## What to do
From the entries below, work out the number of lines that hold the word "this", and give that number alone.
=====
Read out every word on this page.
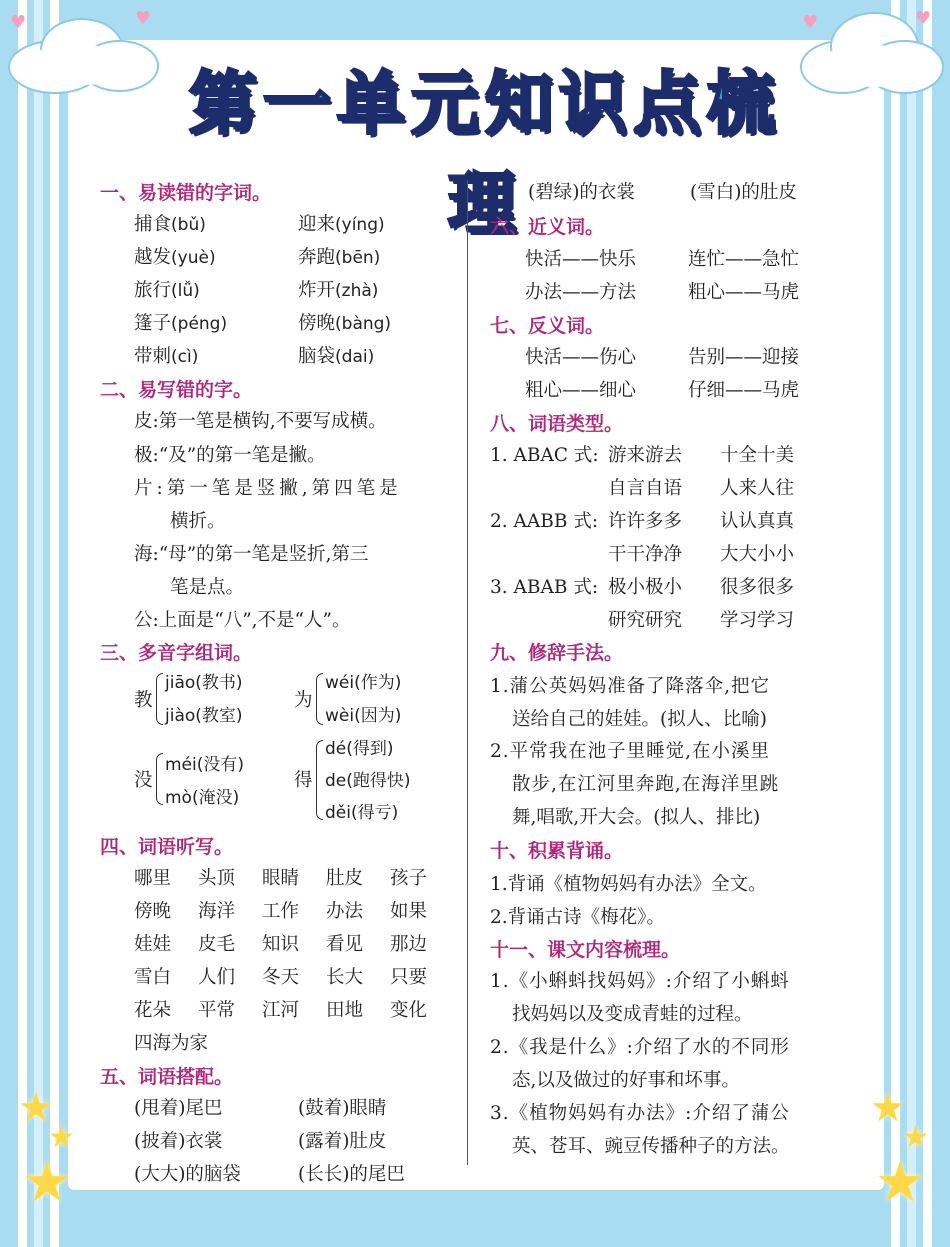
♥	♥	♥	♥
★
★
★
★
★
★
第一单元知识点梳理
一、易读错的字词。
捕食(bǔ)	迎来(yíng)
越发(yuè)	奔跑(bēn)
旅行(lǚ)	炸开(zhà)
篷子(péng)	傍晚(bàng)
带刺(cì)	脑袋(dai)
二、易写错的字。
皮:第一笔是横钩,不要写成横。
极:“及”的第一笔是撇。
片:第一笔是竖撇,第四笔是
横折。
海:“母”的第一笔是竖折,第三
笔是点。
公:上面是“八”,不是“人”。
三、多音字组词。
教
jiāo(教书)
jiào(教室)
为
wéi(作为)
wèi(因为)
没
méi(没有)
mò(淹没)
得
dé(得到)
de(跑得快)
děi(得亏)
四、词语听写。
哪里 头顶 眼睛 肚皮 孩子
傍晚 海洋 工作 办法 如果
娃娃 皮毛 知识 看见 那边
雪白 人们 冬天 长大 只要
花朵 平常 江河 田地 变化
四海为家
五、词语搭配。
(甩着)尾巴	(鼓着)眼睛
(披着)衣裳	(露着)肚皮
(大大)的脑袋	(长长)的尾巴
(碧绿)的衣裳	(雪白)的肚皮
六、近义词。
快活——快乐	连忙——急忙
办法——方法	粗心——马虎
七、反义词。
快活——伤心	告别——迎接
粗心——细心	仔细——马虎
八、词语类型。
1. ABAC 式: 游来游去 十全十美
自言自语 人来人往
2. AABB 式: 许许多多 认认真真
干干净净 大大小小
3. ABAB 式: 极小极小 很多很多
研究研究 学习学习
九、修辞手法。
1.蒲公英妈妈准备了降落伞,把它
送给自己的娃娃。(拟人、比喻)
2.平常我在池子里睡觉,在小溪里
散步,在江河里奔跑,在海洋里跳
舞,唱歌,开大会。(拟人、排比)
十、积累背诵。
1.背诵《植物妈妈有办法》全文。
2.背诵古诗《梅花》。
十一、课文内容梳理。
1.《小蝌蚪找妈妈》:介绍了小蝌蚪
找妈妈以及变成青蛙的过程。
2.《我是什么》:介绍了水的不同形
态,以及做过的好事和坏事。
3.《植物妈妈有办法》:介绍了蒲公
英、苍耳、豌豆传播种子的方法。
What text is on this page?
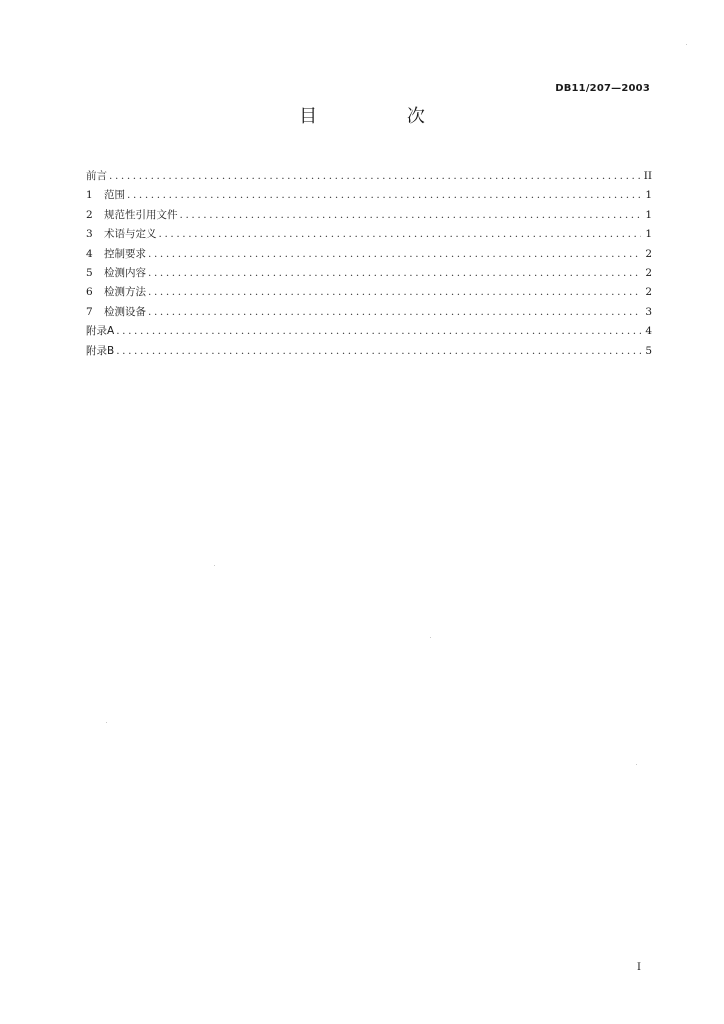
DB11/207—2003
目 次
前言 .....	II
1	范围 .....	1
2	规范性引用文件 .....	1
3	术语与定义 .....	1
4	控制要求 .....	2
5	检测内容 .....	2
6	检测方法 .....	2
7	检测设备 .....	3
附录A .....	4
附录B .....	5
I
=====
## Reply
2